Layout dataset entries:
▬▬▬▬▬▬▬▬▬▬

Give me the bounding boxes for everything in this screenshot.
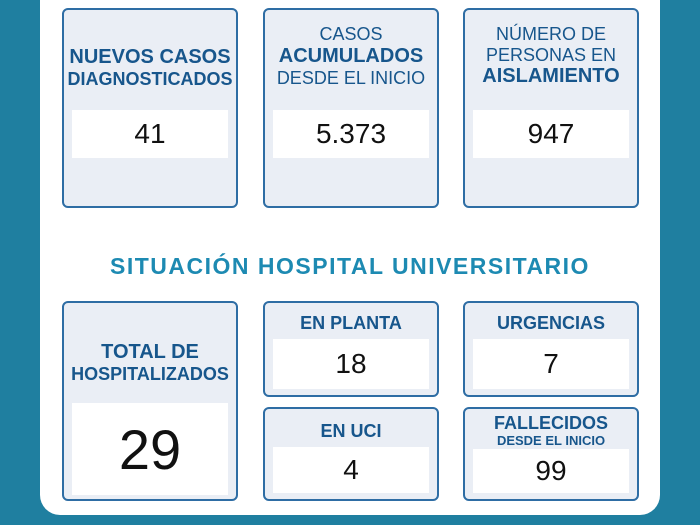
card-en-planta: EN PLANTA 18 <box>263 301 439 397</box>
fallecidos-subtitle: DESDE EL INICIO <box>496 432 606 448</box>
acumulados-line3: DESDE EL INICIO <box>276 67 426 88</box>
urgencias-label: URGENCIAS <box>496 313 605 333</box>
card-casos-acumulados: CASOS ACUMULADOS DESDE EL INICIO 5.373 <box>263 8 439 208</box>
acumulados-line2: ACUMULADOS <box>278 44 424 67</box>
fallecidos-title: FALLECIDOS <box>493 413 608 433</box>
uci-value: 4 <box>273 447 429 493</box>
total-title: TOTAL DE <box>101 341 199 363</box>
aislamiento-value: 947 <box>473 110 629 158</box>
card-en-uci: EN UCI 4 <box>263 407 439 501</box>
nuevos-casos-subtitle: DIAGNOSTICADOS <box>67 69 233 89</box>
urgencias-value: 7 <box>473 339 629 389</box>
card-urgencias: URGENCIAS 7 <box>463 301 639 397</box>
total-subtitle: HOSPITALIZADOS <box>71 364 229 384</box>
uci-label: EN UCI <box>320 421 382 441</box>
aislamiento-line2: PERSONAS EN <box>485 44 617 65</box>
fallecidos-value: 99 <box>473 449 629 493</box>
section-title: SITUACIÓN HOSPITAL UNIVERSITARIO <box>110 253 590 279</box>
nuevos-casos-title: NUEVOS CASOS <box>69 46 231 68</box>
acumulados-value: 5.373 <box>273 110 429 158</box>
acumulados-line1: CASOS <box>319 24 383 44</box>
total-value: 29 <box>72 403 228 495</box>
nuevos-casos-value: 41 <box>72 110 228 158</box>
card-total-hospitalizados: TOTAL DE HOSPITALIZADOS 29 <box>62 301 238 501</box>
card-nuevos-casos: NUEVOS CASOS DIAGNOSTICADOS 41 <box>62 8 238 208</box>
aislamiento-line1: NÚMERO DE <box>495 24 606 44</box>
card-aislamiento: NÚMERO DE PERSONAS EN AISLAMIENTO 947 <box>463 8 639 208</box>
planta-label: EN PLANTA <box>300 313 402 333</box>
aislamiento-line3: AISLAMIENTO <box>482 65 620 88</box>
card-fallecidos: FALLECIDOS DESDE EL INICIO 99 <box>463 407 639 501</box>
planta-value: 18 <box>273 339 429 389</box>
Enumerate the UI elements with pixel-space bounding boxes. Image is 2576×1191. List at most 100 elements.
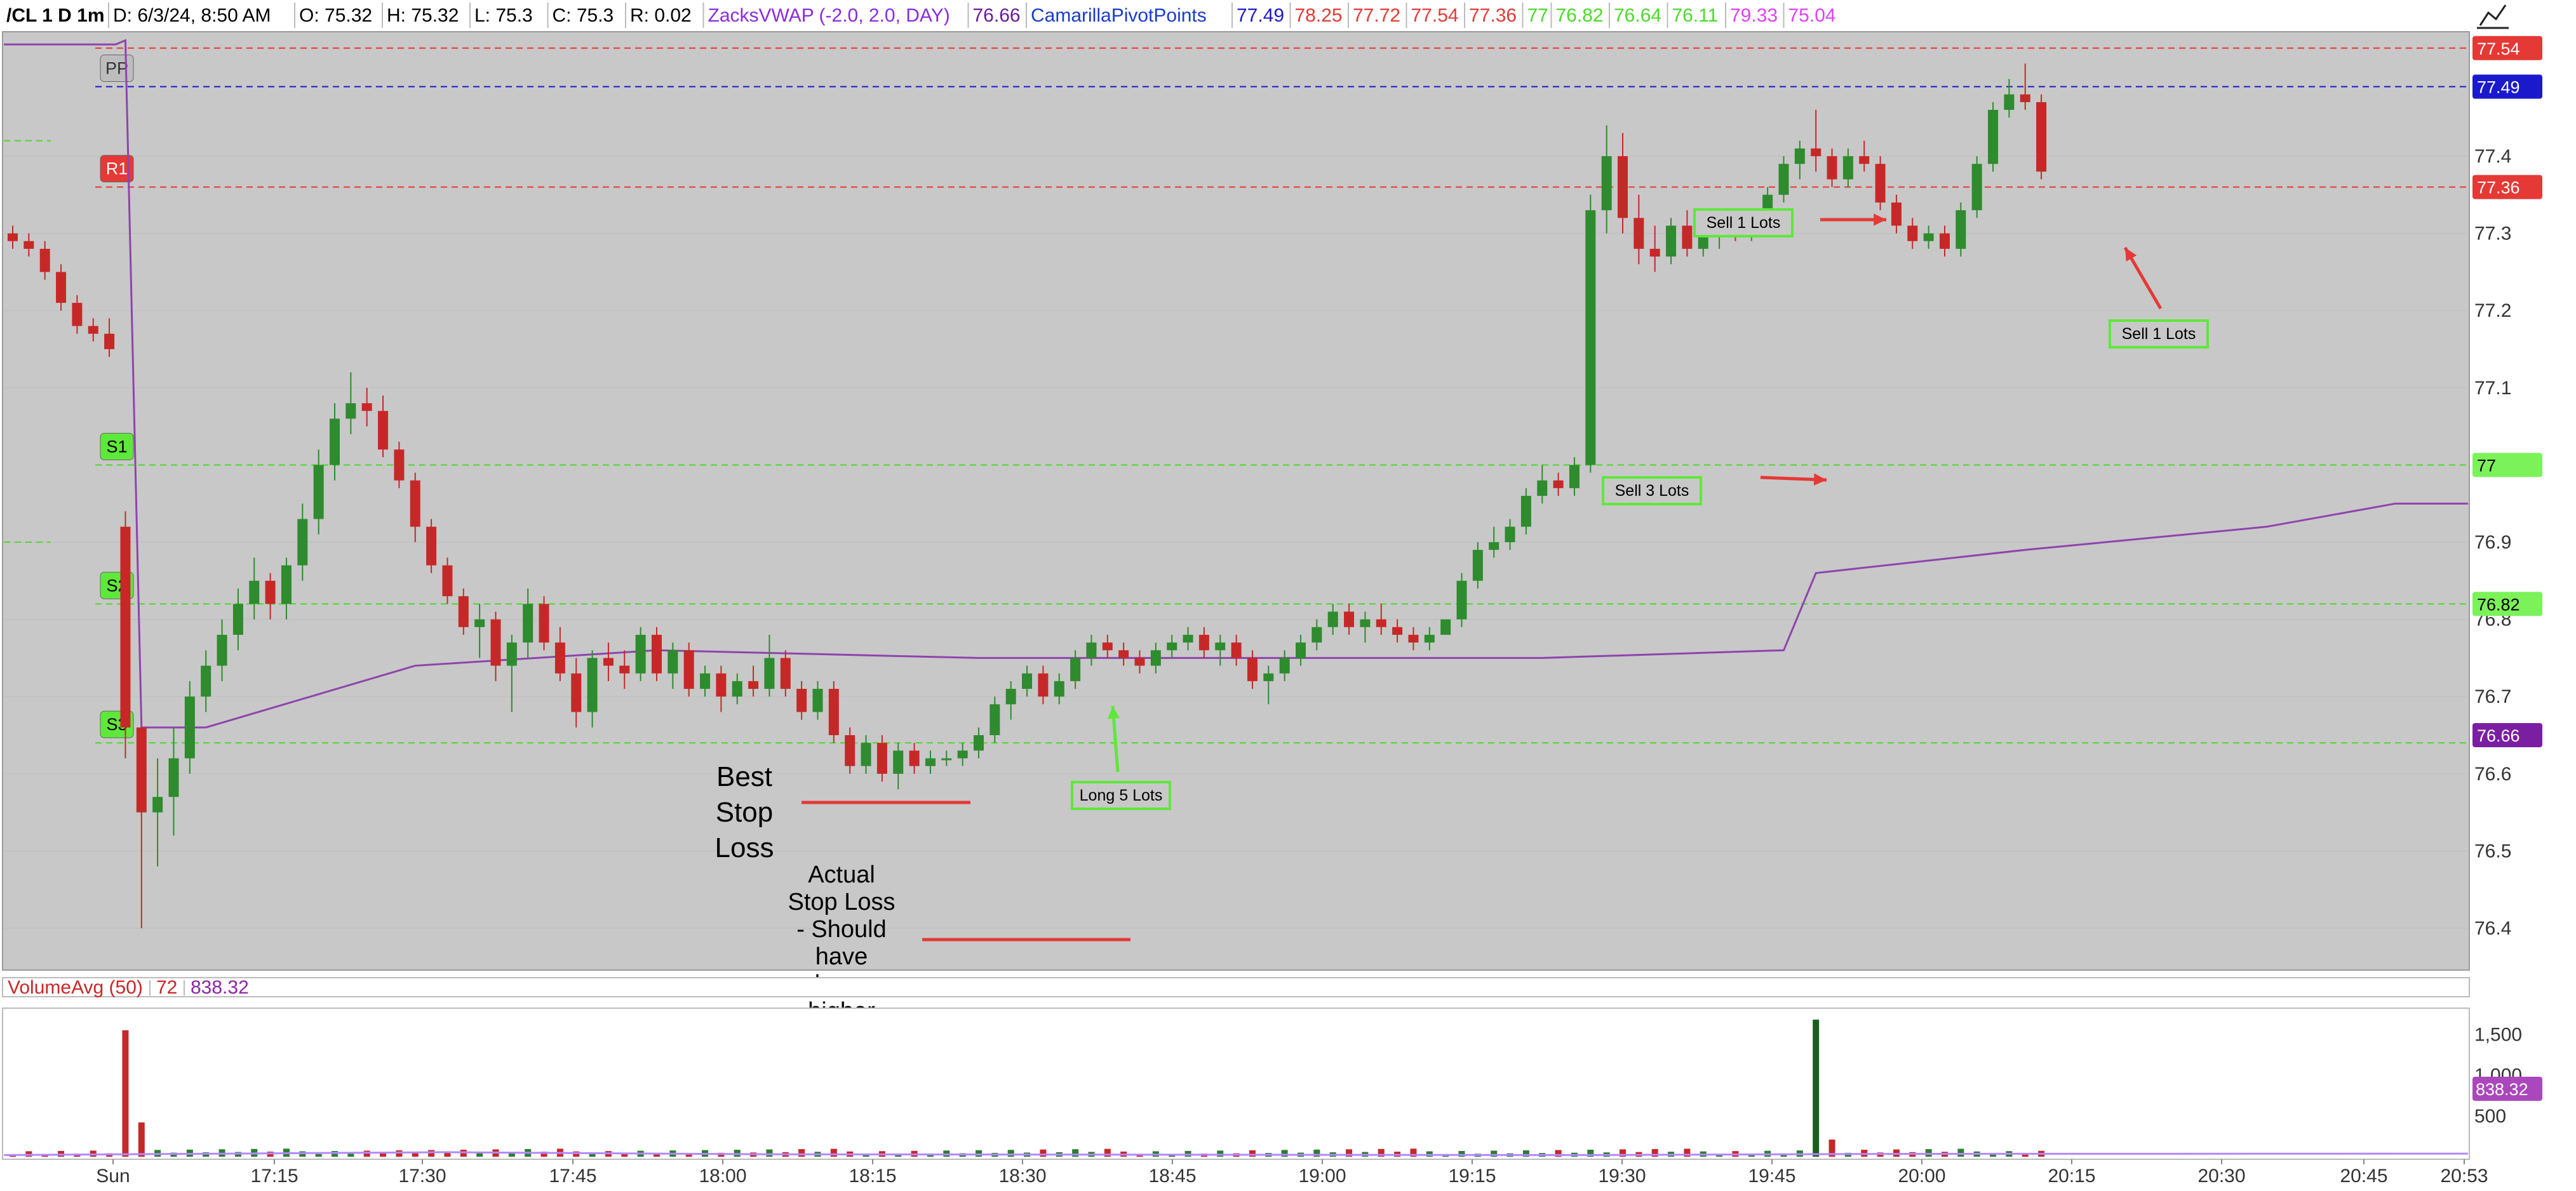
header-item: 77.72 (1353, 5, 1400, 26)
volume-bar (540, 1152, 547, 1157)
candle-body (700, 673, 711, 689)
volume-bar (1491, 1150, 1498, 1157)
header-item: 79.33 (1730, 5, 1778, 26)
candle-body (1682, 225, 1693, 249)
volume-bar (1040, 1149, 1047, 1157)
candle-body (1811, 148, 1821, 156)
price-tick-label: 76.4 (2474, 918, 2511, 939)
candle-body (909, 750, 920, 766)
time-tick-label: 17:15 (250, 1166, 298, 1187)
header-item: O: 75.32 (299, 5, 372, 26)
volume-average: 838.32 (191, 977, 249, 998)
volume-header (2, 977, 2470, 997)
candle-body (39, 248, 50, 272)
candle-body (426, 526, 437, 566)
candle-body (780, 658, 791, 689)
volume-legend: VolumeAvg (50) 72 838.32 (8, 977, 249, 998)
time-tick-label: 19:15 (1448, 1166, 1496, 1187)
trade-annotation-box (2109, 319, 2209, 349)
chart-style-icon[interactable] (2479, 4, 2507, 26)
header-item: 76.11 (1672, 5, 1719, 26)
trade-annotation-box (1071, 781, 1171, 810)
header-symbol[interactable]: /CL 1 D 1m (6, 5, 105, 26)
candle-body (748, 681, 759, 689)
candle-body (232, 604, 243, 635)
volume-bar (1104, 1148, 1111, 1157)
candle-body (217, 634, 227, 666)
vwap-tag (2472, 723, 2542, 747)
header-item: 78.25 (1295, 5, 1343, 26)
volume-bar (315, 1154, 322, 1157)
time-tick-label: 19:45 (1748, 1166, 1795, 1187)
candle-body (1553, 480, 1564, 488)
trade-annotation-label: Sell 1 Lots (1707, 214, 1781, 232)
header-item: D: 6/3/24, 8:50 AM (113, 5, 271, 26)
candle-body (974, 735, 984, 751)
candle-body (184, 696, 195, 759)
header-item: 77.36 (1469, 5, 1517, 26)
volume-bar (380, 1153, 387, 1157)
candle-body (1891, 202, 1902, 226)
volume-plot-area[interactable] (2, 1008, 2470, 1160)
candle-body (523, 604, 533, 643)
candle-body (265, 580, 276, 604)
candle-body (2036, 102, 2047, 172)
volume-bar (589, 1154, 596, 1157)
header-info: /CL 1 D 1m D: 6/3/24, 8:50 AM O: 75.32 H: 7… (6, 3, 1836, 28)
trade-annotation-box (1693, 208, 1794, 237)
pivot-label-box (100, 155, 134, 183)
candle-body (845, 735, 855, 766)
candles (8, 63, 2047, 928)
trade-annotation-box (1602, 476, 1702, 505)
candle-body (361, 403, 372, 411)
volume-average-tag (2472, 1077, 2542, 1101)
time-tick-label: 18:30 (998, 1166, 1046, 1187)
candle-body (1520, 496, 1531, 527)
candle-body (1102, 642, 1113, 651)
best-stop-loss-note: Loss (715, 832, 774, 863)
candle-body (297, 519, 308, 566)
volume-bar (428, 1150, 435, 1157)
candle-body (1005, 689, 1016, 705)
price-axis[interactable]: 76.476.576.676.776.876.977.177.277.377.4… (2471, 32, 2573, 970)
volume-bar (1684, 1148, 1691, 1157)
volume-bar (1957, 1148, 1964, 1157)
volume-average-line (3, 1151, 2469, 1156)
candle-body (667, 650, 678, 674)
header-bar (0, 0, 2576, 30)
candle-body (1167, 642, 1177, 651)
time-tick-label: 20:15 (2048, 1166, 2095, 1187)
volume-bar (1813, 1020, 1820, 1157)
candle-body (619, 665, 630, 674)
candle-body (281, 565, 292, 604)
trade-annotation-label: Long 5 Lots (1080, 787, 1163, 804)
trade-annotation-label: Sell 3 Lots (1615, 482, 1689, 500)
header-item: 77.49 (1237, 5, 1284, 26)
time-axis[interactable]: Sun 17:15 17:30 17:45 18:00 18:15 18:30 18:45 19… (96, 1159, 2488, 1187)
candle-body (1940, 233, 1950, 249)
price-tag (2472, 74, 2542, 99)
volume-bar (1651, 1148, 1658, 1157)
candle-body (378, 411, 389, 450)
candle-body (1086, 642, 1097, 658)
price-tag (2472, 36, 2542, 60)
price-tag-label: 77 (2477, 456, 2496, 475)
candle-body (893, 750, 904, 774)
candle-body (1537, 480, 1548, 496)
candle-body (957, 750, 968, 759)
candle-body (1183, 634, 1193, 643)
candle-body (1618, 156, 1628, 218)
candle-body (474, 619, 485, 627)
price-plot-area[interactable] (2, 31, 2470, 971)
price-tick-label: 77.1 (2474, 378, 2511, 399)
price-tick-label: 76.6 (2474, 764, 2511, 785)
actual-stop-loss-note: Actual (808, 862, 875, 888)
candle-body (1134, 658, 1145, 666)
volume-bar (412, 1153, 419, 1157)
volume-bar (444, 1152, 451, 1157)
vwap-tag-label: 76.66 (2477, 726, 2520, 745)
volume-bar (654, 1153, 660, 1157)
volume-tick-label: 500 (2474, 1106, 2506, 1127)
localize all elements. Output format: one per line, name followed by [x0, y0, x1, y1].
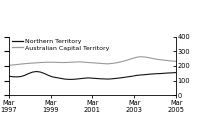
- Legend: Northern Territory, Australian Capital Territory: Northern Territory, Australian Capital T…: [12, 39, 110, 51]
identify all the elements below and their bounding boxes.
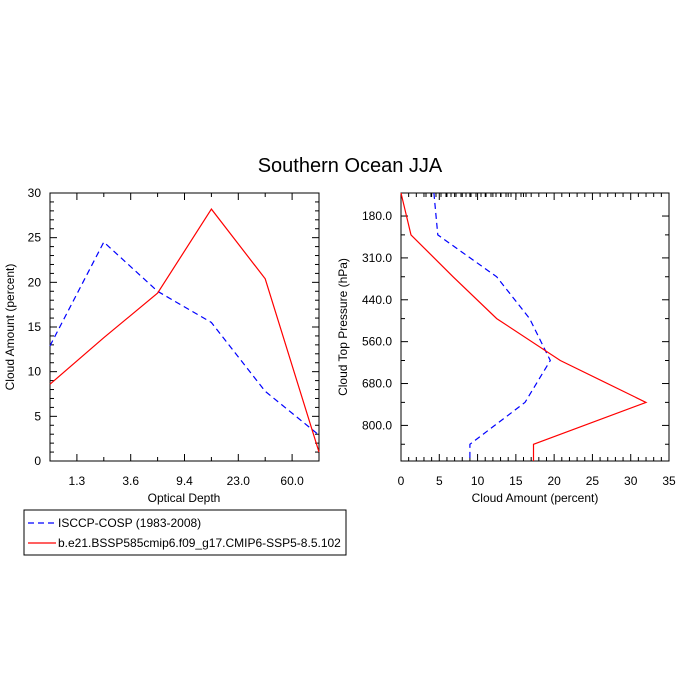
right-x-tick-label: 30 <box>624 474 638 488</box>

▬▬▬▬▬▬▬▬▬▬

=== WORK INSTRUCTIONS ===
Please write out the entries above again with "candle-body" renamed to "candlestick-body" everywhere and nothing else changed. Leave out the pictures.

=== RESULT ===
Give me the bounding boxes for everything in this screenshot.
card-en-planta: EN PLANTA 18 <box>263 301 439 397</box>
fallecidos-subtitle: DESDE EL INICIO <box>496 432 606 448</box>
acumulados-line3: DESDE EL INICIO <box>276 67 426 88</box>
urgencias-label: URGENCIAS <box>496 313 605 333</box>
card-casos-acumulados: CASOS ACUMULADOS DESDE EL INICIO 5.373 <box>263 8 439 208</box>
acumulados-line2: ACUMULADOS <box>278 44 424 67</box>
fallecidos-title: FALLECIDOS <box>493 413 608 433</box>
uci-value: 4 <box>273 447 429 493</box>
total-title: TOTAL DE <box>101 341 199 363</box>
aislamiento-value: 947 <box>473 110 629 158</box>
card-en-uci: EN UCI 4 <box>263 407 439 501</box>
nuevos-casos-subtitle: DIAGNOSTICADOS <box>67 69 233 89</box>
urgencias-value: 7 <box>473 339 629 389</box>
card-urgencias: URGENCIAS 7 <box>463 301 639 397</box>
total-subtitle: HOSPITALIZADOS <box>71 364 229 384</box>
uci-label: EN UCI <box>320 421 382 441</box>
aislamiento-line2: PERSONAS EN <box>485 44 617 65</box>
fallecidos-value: 99 <box>473 449 629 493</box>
section-title: SITUACIÓN HOSPITAL UNIVERSITARIO <box>110 253 590 279</box>
nuevos-casos-title: NUEVOS CASOS <box>69 46 231 68</box>
acumulados-value: 5.373 <box>273 110 429 158</box>
acumulados-line1: CASOS <box>319 24 383 44</box>
total-value: 29 <box>72 403 228 495</box>
nuevos-casos-value: 41 <box>72 110 228 158</box>
card-total-hospitalizados: TOTAL DE HOSPITALIZADOS 29 <box>62 301 238 501</box>
card-nuevos-casos: NUEVOS CASOS DIAGNOSTICADOS 41 <box>62 8 238 208</box>
aislamiento-line1: NÚMERO DE <box>495 24 606 44</box>
card-aislamiento: NÚMERO DE PERSONAS EN AISLAMIENTO 947 <box>463 8 639 208</box>
planta-label: EN PLANTA <box>300 313 402 333</box>
aislamiento-line3: AISLAMIENTO <box>482 65 620 88</box>
card-fallecidos: FALLECIDOS DESDE EL INICIO 99 <box>463 407 639 501</box>
planta-value: 18 <box>273 339 429 389</box>
Enumerate the UI elements with pixel-space bounding boxes. Image is 2576×1191. List at most 100 elements.
header-item: 77.72 (1353, 5, 1400, 26)
volume-bar (540, 1152, 547, 1157)
candlestick-body (700, 673, 711, 689)
volume-bar (1491, 1150, 1498, 1157)
header-item: 79.33 (1730, 5, 1778, 26)
candlestick-body (1682, 225, 1693, 249)
volume-bar (1040, 1149, 1047, 1157)
candlestick-body (1811, 148, 1821, 156)
price-tick-label: 76.4 (2474, 918, 2511, 939)
candlestick-body (909, 750, 920, 766)
time-tick-label: 17:15 (250, 1166, 298, 1187)
header-item: O: 75.32 (299, 5, 372, 26)
volume-average: 838.32 (191, 977, 249, 998)
volume-header (2, 977, 2470, 997)
candlestick-body (39, 248, 50, 272)
candlestick-body (426, 526, 437, 566)
candlestick-body (780, 658, 791, 689)
volume-legend: VolumeAvg (50) 72 838.32 (8, 977, 249, 998)
time-tick-label: 19:15 (1448, 1166, 1496, 1187)
trade-annotation-box (2109, 319, 2209, 349)
chart-style-icon[interactable] (2479, 4, 2507, 26)
header-item: 76.11 (1672, 5, 1719, 26)
trade-annotation-box (1071, 781, 1171, 810)
header-symbol[interactable]: /CL 1 D 1m (6, 5, 105, 26)
candlestick-body (748, 681, 759, 689)
candlestick-body (232, 604, 243, 635)
volume-bar (1104, 1148, 1111, 1157)
candlestick-body (217, 634, 227, 666)
vwap-tag (2472, 723, 2542, 747)
header-item: 78.25 (1295, 5, 1343, 26)
volume-bar (315, 1154, 322, 1157)
time-tick-label: 19:45 (1748, 1166, 1795, 1187)
candlestick-body (1553, 480, 1564, 488)
trade-annotation-label: Sell 1 Lots (1707, 214, 1781, 232)
header-item: D: 6/3/24, 8:50 AM (113, 5, 271, 26)
candlestick-body (974, 735, 984, 751)
candlestick-body (184, 696, 195, 759)
header-item: 77.36 (1469, 5, 1517, 26)
volume-bar (380, 1153, 387, 1157)
candlestick-body (1891, 202, 1902, 226)
volume-plot-area[interactable] (2, 1008, 2470, 1160)
candlestick-body (523, 604, 533, 643)
candlestick-body (265, 580, 276, 604)
candlestick-body (2036, 102, 2047, 172)
volume-bar (589, 1154, 596, 1157)
header-info: /CL 1 D 1m D: 6/3/24, 8:50 AM O: 75.32 H: 7… (6, 3, 1836, 28)
trade-annotation-box (1693, 208, 1794, 237)
pivot-label-box (100, 155, 134, 183)
candlestick-body (845, 735, 855, 766)
candles (8, 63, 2047, 928)
trade-annotation-box (1602, 476, 1702, 505)
candlestick-body (361, 403, 372, 411)
volume-average-tag (2472, 1077, 2542, 1101)
time-tick-label: 18:30 (998, 1166, 1046, 1187)
candlestick-body (1520, 496, 1531, 527)
candlestick-body (1102, 642, 1113, 651)
best-stop-loss-note: Loss (715, 832, 774, 863)
candlestick-body (297, 519, 308, 566)
volume-bar (428, 1150, 435, 1157)
candlestick-body (1005, 689, 1016, 705)
price-axis[interactable]: 76.476.576.676.776.876.977.177.277.377.4… (2471, 32, 2573, 970)
volume-bar (1684, 1148, 1691, 1157)
volume-bar (1957, 1148, 1964, 1157)
volume-average-line (3, 1151, 2469, 1156)
candlestick-body (667, 650, 678, 674)
header-bar (0, 0, 2576, 30)
candlestick-body (1167, 642, 1177, 651)
time-tick-label: 20:15 (2048, 1166, 2095, 1187)
volume-bar (1813, 1020, 1820, 1157)
candlestick-body (619, 665, 630, 674)
candlestick-body (281, 565, 292, 604)
trade-annotation-label: Long 5 Lots (1080, 787, 1163, 804)
trade-annotation-label: Sell 3 Lots (1615, 482, 1689, 500)
header-item: 77.49 (1237, 5, 1284, 26)
time-axis[interactable]: Sun 17:15 17:30 17:45 18:00 18:15 18:30 18:45 19… (96, 1159, 2488, 1187)
candlestick-body (1940, 233, 1950, 249)
price-tag (2472, 74, 2542, 99)
volume-bar (1651, 1148, 1658, 1157)
candlestick-body (378, 411, 389, 450)
candlestick-body (1086, 642, 1097, 658)
price-tag (2472, 36, 2542, 60)
price-tag-label: 77 (2477, 456, 2496, 475)
candlestick-body (893, 750, 904, 774)
candlestick-body (1537, 480, 1548, 496)
candlestick-body (957, 750, 968, 759)
candlestick-body (1183, 634, 1193, 643)
candlestick-body (1618, 156, 1628, 218)
candlestick-body (474, 619, 485, 627)
price-plot-area[interactable] (2, 31, 2470, 971)
price-tick-label: 77.1 (2474, 378, 2511, 399)
price-tick-label: 76.6 (2474, 764, 2511, 785)
actual-stop-loss-note: Actual (808, 862, 875, 888)
candlestick-body (1134, 658, 1145, 666)
volume-bar (412, 1153, 419, 1157)
volume-bar (444, 1152, 451, 1157)
vwap-tag-label: 76.66 (2477, 726, 2520, 745)
volume-bar (654, 1153, 660, 1157)
volume-tick-label: 500 (2474, 1106, 2506, 1127)
localize all elements. Output format: one per line, name followed by [x0, y0, x1, y1].
- Legend: Northern Territory, Australian Capital Territory: Northern Territory, Australian Capital T…: [12, 39, 110, 51]
identify all the elements below and their bounding boxes.
right-x-tick-label: 30 <box>624 474 638 488</box>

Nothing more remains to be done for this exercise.